What you need to do – Repeat all of the material below exactly as written, images excluded.

Exercise material –
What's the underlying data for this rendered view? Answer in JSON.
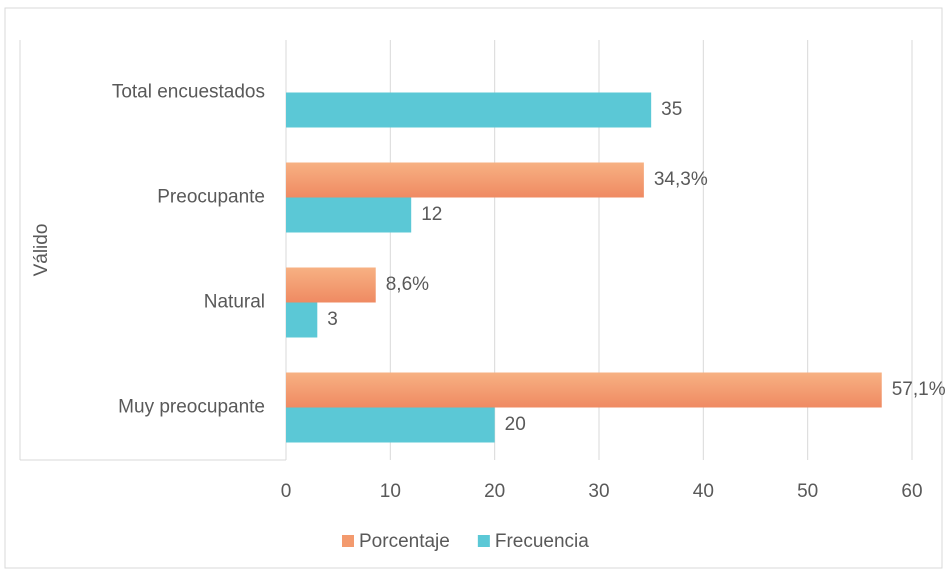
{
  "chart_data": {
    "type": "bar",
    "orientation": "horizontal",
    "y_label": "Válido",
    "categories": [
      "Total encuestados",
      "Preocupante",
      "Natural",
      "Muy preocupante"
    ],
    "series": [
      {
        "name": "Porcentaje",
        "color": "#f39a6e",
        "values": [
          null,
          34.3,
          8.6,
          57.1
        ],
        "value_labels": [
          null,
          "34,3%",
          "8,6%",
          "57,1%"
        ]
      },
      {
        "name": "Frecuencia",
        "color": "#5bc8d6",
        "values": [
          35,
          12,
          3,
          20
        ]
      }
    ],
    "xlim": [
      0,
      60
    ],
    "xticks": [
      0,
      10,
      20,
      30,
      40,
      50,
      60
    ],
    "grid": true,
    "legend": "bottom"
  }
}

Expected answer –
What's the underlying data for this rendered view? Answer in JSON.
{
  "chart_data": {
    "type": "bar",
    "orientation": "horizontal",
    "y_label": "Válido",
    "categories": [
      "Total encuestados",
      "Preocupante",
      "Natural",
      "Muy preocupante"
    ],
    "series": [
      {
        "name": "Porcentaje",
        "color": "#f39a6e",
        "values": [
          null,
          34.3,
          8.6,
          57.1
        ],
        "value_labels": [
          null,
          "34,3%",
          "8,6%",
          "57,1%"
        ]
      },
      {
        "name": "Frecuencia",
        "color": "#5bc8d6",
        "values": [
          35,
          12,
          3,
          20
        ]
      }
    ],
    "xlim": [
      0,
      60
    ],
    "xticks": [
      0,
      10,
      20,
      30,
      40,
      50,
      60
    ],
    "grid": true,
    "legend": "bottom"
  }
}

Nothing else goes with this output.